◆ Stored data:

━━━━

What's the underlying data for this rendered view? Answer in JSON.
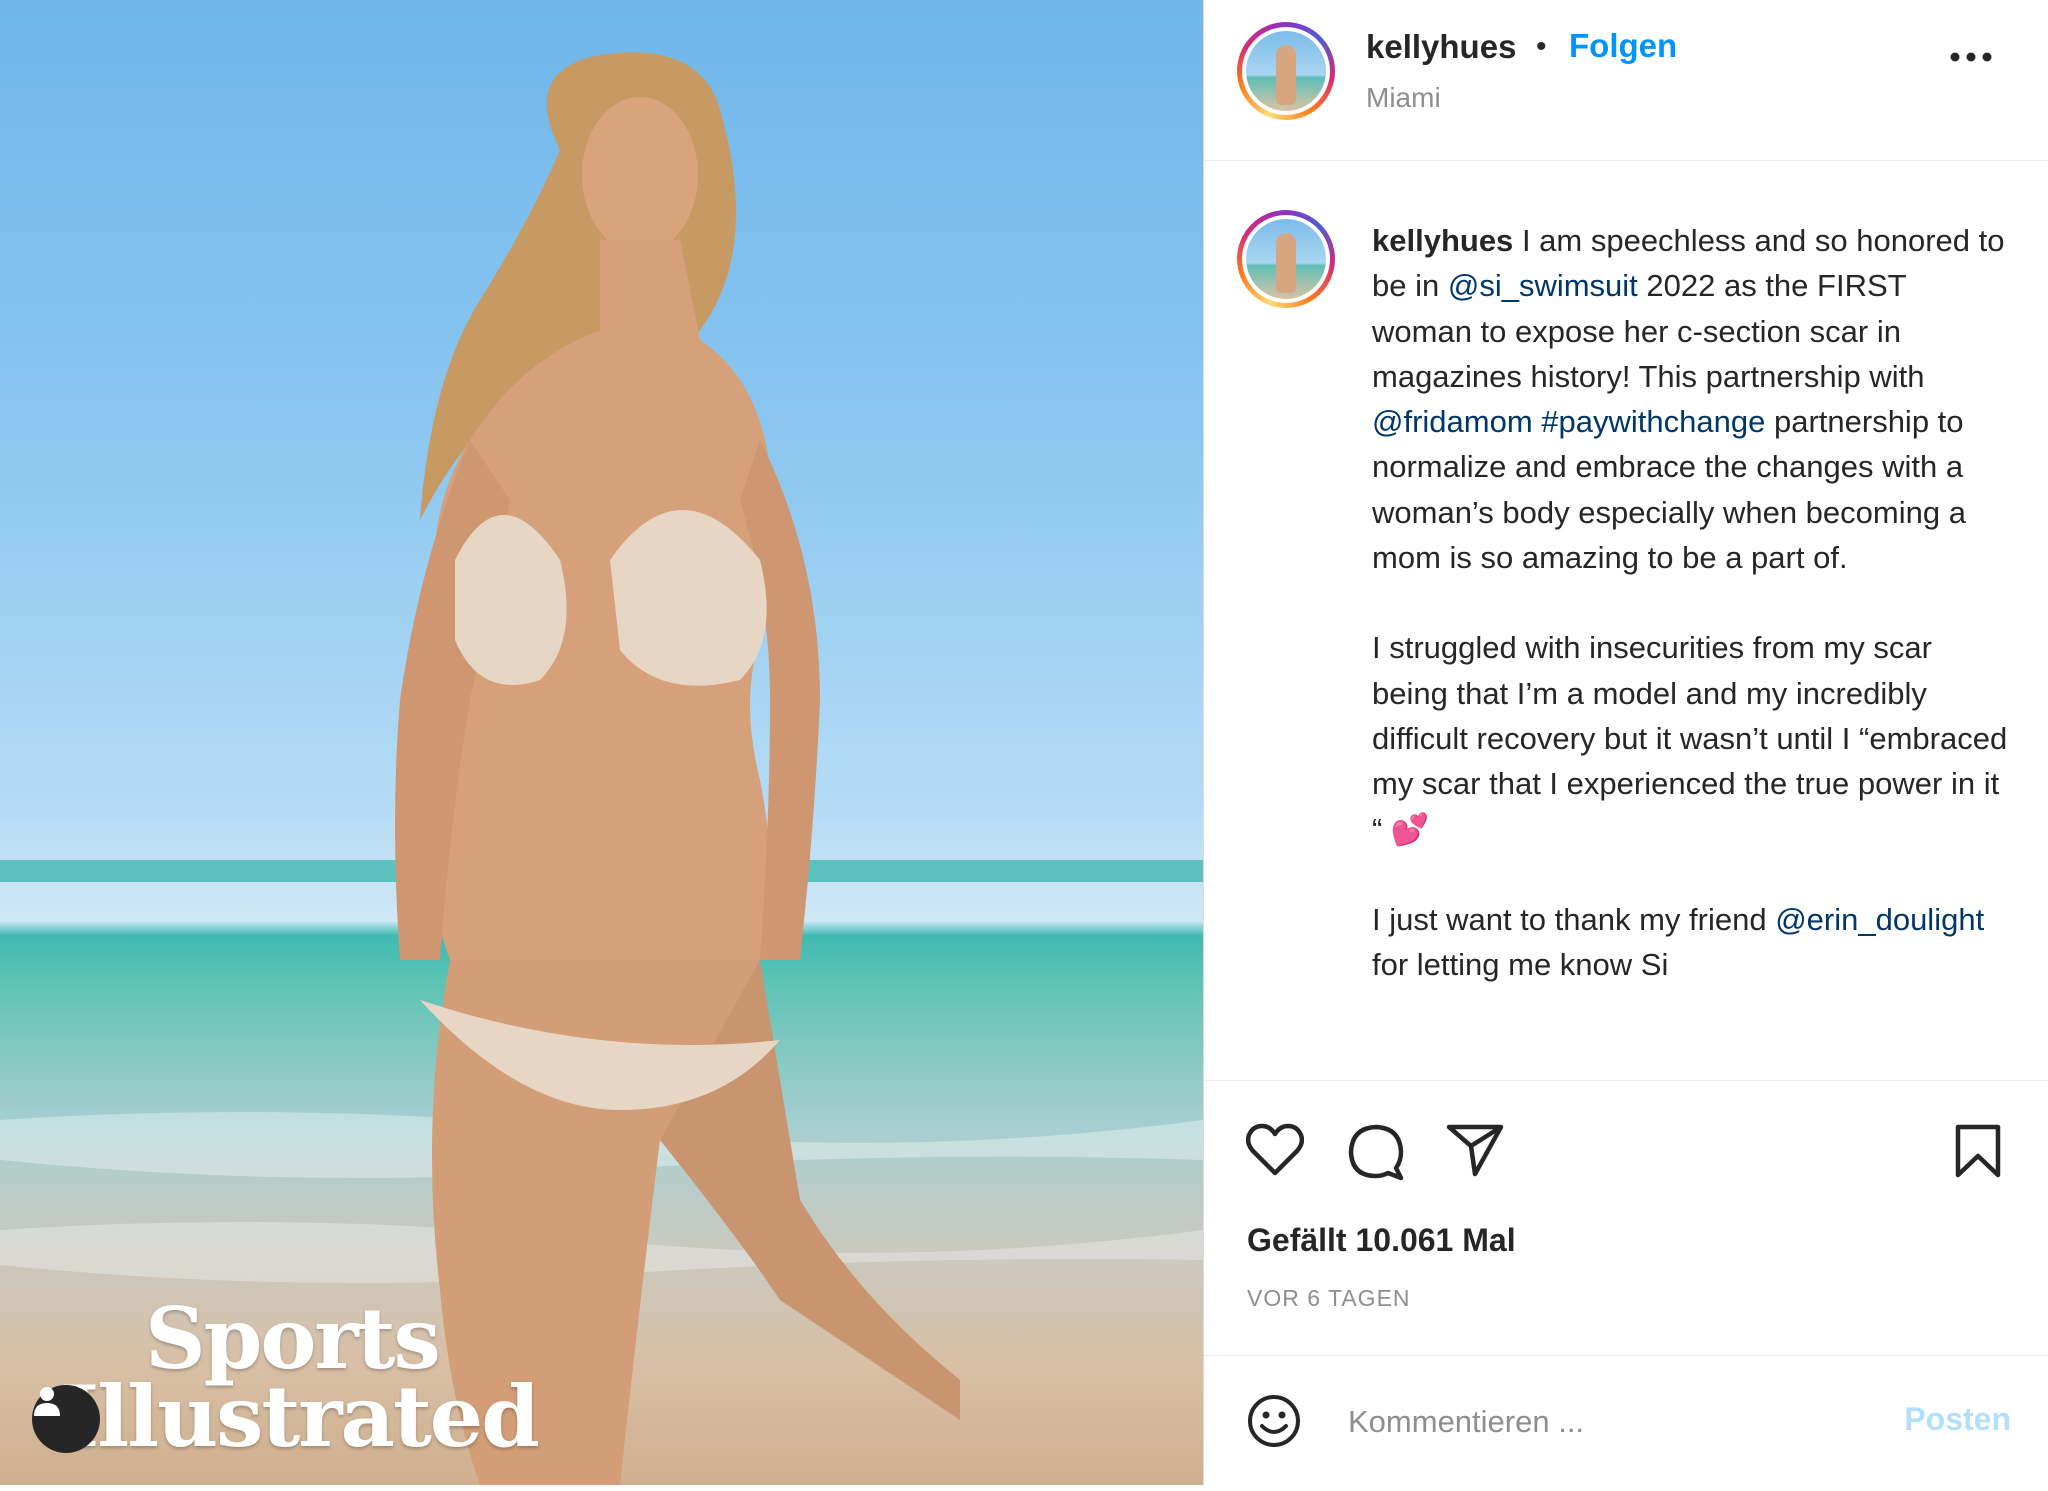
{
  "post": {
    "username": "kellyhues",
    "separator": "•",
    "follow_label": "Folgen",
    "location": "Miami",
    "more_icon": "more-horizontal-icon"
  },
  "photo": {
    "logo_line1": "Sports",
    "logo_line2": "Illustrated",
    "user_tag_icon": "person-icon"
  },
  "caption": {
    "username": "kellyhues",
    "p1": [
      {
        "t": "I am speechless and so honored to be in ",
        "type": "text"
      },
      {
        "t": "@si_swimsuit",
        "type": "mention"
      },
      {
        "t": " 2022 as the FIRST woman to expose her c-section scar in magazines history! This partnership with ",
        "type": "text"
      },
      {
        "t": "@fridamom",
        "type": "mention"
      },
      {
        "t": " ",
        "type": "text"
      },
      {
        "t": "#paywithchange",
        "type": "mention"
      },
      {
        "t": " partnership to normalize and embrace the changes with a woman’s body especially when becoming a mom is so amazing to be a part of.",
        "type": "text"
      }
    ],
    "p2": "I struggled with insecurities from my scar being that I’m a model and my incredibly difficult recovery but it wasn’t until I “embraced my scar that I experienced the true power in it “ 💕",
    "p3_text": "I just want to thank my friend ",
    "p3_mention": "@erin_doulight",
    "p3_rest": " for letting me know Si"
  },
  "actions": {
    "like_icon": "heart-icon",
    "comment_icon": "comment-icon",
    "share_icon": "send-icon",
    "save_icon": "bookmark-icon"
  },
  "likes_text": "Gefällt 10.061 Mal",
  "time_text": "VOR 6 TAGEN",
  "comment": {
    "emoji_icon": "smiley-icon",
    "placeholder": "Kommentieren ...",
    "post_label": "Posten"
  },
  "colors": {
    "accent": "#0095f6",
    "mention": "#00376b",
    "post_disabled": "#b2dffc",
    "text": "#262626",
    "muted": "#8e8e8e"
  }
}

━━━━

◆ Exercise: Extract all the data above exactly, excluding every picture.

◆ Written answer:
What's the underlying data for this rendered view? Answer in JSON.
{
  "post": {
    "username": "kellyhues",
    "separator": "•",
    "follow_label": "Folgen",
    "location": "Miami",
    "more_icon": "more-horizontal-icon"
  },
  "photo": {
    "logo_line1": "Sports",
    "logo_line2": "Illustrated",
    "user_tag_icon": "person-icon"
  },
  "caption": {
    "username": "kellyhues",
    "p1": [
      {
        "t": "I am speechless and so honored to be in ",
        "type": "text"
      },
      {
        "t": "@si_swimsuit",
        "type": "mention"
      },
      {
        "t": " 2022 as the FIRST woman to expose her c-section scar in magazines history! This partnership with ",
        "type": "text"
      },
      {
        "t": "@fridamom",
        "type": "mention"
      },
      {
        "t": " ",
        "type": "text"
      },
      {
        "t": "#paywithchange",
        "type": "mention"
      },
      {
        "t": " partnership to normalize and embrace the changes with a woman’s body especially when becoming a mom is so amazing to be a part of.",
        "type": "text"
      }
    ],
    "p2": "I struggled with insecurities from my scar being that I’m a model and my incredibly difficult recovery but it wasn’t until I “embraced my scar that I experienced the true power in it “ 💕",
    "p3_text": "I just want to thank my friend ",
    "p3_mention": "@erin_doulight",
    "p3_rest": " for letting me know Si"
  },
  "actions": {
    "like_icon": "heart-icon",
    "comment_icon": "comment-icon",
    "share_icon": "send-icon",
    "save_icon": "bookmark-icon"
  },
  "likes_text": "Gefällt 10.061 Mal",
  "time_text": "VOR 6 TAGEN",
  "comment": {
    "emoji_icon": "smiley-icon",
    "placeholder": "Kommentieren ...",
    "post_label": "Posten"
  },
  "colors": {
    "accent": "#0095f6",
    "mention": "#00376b",
    "post_disabled": "#b2dffc",
    "text": "#262626",
    "muted": "#8e8e8e"
  }
}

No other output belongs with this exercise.